EXERCISE:
In the material below, count the lines with the word "nostro" and state that number only.

Records
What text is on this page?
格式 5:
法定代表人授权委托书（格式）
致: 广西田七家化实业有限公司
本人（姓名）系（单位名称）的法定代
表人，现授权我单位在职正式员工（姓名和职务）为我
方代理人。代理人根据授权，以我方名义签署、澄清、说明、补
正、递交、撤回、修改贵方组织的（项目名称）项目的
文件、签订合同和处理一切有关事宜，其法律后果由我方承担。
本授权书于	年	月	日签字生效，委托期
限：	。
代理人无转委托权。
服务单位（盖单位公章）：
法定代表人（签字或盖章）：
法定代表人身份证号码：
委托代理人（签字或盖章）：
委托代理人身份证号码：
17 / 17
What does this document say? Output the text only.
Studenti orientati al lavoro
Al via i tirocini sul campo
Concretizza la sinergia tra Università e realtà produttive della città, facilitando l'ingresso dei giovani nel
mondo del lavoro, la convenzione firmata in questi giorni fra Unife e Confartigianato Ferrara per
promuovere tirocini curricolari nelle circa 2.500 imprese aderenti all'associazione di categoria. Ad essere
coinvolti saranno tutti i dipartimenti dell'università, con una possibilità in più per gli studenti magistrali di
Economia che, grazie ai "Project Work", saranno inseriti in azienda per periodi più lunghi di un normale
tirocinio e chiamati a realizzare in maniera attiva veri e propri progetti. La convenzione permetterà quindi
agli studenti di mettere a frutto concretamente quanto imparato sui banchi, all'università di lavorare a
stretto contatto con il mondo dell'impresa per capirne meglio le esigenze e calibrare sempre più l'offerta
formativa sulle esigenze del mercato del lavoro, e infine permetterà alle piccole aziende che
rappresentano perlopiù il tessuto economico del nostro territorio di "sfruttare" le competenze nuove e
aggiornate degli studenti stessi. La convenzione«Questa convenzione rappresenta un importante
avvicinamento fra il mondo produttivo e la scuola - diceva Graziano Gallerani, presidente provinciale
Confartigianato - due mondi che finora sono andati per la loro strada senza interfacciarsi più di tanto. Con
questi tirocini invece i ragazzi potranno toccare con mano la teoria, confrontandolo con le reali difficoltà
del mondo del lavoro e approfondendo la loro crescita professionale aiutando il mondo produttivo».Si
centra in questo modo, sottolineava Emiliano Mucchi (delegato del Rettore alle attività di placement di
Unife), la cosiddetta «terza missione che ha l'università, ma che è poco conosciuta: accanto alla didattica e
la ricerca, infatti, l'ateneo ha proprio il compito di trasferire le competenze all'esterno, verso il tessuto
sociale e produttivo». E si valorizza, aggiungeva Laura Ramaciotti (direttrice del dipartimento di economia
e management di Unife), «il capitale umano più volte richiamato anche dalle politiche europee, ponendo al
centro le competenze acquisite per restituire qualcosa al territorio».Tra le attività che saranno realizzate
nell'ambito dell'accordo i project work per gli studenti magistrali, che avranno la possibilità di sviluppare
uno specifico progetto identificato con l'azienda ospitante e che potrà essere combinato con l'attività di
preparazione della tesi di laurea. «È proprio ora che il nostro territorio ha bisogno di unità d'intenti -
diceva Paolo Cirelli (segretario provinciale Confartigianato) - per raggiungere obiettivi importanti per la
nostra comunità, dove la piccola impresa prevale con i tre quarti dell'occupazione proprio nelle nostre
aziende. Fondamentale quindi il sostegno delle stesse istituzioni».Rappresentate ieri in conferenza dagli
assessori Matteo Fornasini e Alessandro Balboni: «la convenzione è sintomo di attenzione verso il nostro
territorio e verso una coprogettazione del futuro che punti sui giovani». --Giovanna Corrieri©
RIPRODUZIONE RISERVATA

FULL ANSWER:
3